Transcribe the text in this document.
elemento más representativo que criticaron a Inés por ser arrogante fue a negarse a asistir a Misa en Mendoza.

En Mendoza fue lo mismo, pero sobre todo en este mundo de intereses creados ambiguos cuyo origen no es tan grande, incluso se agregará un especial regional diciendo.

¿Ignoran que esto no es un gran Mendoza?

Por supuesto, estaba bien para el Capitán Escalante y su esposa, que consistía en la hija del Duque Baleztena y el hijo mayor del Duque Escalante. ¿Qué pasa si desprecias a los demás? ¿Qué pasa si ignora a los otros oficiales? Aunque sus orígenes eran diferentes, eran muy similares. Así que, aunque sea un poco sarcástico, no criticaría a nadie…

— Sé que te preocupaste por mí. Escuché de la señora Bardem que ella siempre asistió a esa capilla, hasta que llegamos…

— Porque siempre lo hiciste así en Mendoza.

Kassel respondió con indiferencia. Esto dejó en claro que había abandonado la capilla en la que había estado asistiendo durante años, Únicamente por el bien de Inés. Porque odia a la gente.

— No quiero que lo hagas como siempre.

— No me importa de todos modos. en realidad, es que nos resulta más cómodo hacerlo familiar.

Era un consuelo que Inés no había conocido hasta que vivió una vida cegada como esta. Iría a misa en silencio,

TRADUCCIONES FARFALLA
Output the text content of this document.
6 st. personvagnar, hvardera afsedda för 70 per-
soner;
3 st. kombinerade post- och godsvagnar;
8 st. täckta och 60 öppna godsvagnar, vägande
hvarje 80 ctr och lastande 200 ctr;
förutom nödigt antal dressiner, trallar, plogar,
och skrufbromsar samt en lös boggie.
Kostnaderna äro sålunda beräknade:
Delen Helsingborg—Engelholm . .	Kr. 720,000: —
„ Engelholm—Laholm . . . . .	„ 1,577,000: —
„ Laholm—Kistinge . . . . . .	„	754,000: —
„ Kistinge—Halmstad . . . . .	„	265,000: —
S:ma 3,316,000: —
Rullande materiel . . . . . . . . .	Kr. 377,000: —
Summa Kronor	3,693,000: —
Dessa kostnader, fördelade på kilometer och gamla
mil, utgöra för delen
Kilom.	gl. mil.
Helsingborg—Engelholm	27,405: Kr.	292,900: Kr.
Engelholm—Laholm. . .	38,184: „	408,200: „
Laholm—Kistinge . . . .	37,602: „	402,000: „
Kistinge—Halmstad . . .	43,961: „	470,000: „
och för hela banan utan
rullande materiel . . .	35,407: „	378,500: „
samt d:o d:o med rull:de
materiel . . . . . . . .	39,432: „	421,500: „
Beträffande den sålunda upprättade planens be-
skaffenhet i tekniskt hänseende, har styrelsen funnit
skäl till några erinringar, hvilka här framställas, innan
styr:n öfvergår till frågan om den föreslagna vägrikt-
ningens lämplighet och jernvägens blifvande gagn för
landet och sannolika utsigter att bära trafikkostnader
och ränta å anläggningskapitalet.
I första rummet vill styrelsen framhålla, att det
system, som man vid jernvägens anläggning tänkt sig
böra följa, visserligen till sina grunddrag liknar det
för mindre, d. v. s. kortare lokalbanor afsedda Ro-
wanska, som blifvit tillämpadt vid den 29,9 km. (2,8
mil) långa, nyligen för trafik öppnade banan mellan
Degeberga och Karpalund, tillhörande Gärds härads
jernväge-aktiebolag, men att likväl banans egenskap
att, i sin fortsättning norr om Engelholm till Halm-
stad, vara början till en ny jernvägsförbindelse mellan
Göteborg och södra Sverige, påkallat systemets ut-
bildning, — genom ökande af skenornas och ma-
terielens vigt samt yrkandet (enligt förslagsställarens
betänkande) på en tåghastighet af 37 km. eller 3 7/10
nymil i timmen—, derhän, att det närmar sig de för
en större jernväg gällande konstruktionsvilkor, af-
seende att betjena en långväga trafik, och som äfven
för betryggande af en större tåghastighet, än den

——————————

• **THE TASK**:
Wherever the string "capilla" shows up in the material, copy the line that holds it.

• **REPLY TO THE EXERCISE**:
— Sé que te preocupaste por mí. Escuché de la señora Bardem que ella siempre asistió a esa capilla, hasta que llegamos…
Kassel respondió con indiferencia. Esto dejó en claro que había abandonado la capilla en la que había estado asistiendo durante años, Únicamente por el bien de Inés. Porque odia a la gente.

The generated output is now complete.